● **Passage for review**
◇ ◇ ◇ ◇ ◇ ◇ ◇

$15.00
Bhagavad-gita As It Is
The Bhagavad-gita is the main source-book on yoga and a concise summary of India’s Vedic wisdom. Yet remarkably, the setting for this best-known classic of spiritual literature is an ancient Indian battlefield.
At the last moment before entering battle, the great warrior Arjuna begins to wonder about the real meaning of his life. Why should he fight against his friends and relatives? Why does he exist? Where is he going after death? In the Bhagavad-gita, Lord Krsna, Arjuna’s friend and spiritual master, brings His disciple from perplexity to spiritual enlightenment. In the course of doing so, Krsna concisely but definitively explains transcendental knowledge; karma-yoga, jnana-yoga, dhyana-yoga, and bhakti-yoga; knowledge of the Absolute; devotional service; the three modes of material nature; the divine and demoniac natures; and much more.
Bhagavad-gita As It Is is the largest-selling, most widely used edition of the Gita in the world.
OVER 26 MILLION COPIES SOLD WORLDWIDE.

◇ ◇ ◇ ◇ ◇ ◇ ◇

● **Given data**
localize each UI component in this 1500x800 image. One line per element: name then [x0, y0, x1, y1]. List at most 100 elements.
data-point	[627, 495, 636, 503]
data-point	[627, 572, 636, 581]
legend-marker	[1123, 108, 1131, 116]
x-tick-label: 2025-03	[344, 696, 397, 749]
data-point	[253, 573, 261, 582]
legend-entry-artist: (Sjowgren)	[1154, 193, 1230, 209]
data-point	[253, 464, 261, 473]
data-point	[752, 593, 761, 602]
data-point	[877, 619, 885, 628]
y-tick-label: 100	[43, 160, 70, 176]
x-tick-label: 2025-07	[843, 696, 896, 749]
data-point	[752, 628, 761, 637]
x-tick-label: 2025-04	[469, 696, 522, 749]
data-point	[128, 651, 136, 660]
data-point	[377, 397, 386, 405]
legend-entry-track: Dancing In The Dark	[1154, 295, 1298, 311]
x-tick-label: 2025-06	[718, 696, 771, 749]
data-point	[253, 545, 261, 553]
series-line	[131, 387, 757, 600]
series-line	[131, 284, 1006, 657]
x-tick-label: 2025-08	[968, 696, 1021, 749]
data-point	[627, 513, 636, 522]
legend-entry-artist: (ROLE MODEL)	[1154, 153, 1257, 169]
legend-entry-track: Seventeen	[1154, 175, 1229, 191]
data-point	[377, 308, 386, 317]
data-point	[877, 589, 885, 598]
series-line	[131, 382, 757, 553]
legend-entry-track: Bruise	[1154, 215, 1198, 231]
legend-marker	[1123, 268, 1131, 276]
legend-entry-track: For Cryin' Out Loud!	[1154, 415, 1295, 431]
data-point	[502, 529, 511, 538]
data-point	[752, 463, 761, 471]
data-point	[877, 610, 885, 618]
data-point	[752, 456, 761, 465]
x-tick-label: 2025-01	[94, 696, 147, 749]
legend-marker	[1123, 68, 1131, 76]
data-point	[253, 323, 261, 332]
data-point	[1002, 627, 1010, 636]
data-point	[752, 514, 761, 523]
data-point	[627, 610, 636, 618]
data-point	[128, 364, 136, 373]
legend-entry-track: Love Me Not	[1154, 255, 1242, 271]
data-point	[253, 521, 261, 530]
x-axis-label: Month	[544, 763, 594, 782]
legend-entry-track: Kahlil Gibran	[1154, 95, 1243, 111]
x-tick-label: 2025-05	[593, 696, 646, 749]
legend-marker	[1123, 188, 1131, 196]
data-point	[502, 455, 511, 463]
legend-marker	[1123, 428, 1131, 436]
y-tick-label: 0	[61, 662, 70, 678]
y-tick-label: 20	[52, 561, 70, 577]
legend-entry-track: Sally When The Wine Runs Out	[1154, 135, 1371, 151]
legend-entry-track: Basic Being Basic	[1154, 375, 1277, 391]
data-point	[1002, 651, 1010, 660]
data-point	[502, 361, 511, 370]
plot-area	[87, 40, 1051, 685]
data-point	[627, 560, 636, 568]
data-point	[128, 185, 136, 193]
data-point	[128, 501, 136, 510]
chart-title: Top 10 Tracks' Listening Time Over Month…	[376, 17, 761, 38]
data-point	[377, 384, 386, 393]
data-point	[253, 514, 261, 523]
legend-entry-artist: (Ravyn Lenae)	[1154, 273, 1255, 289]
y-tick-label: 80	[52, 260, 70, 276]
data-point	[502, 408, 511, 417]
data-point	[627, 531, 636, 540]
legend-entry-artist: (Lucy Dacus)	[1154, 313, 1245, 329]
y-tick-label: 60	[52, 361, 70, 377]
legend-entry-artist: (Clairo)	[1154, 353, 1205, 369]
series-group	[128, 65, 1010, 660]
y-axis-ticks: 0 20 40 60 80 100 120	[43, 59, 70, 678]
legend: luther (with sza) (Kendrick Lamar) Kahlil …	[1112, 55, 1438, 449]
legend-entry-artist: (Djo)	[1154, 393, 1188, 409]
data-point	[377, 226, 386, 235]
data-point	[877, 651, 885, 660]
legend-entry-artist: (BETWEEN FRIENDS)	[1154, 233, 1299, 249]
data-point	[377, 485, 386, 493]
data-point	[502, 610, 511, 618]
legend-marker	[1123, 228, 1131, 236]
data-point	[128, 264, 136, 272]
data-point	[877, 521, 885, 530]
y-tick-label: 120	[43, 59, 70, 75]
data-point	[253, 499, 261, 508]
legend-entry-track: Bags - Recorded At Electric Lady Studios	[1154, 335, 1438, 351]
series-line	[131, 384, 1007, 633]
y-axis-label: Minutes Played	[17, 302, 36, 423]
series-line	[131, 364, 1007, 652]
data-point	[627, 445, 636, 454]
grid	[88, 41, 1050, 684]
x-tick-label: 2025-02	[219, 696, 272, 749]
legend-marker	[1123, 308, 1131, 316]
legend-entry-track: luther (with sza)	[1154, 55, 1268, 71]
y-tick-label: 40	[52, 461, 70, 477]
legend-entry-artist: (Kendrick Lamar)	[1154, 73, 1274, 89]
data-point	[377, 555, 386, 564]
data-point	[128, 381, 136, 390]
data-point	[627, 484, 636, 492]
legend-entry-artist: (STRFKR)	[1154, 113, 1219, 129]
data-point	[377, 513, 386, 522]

◇ ◇ ◇ ◇ ◇ ◇ ◇

● **What to work on**
Name every kind of yoga that the book description says Krsna explains. None of the items matter for this work.

● **Answer to this exercise**
karma-yoga, jnana-yoga, dhyana-yoga, bhakti-yoga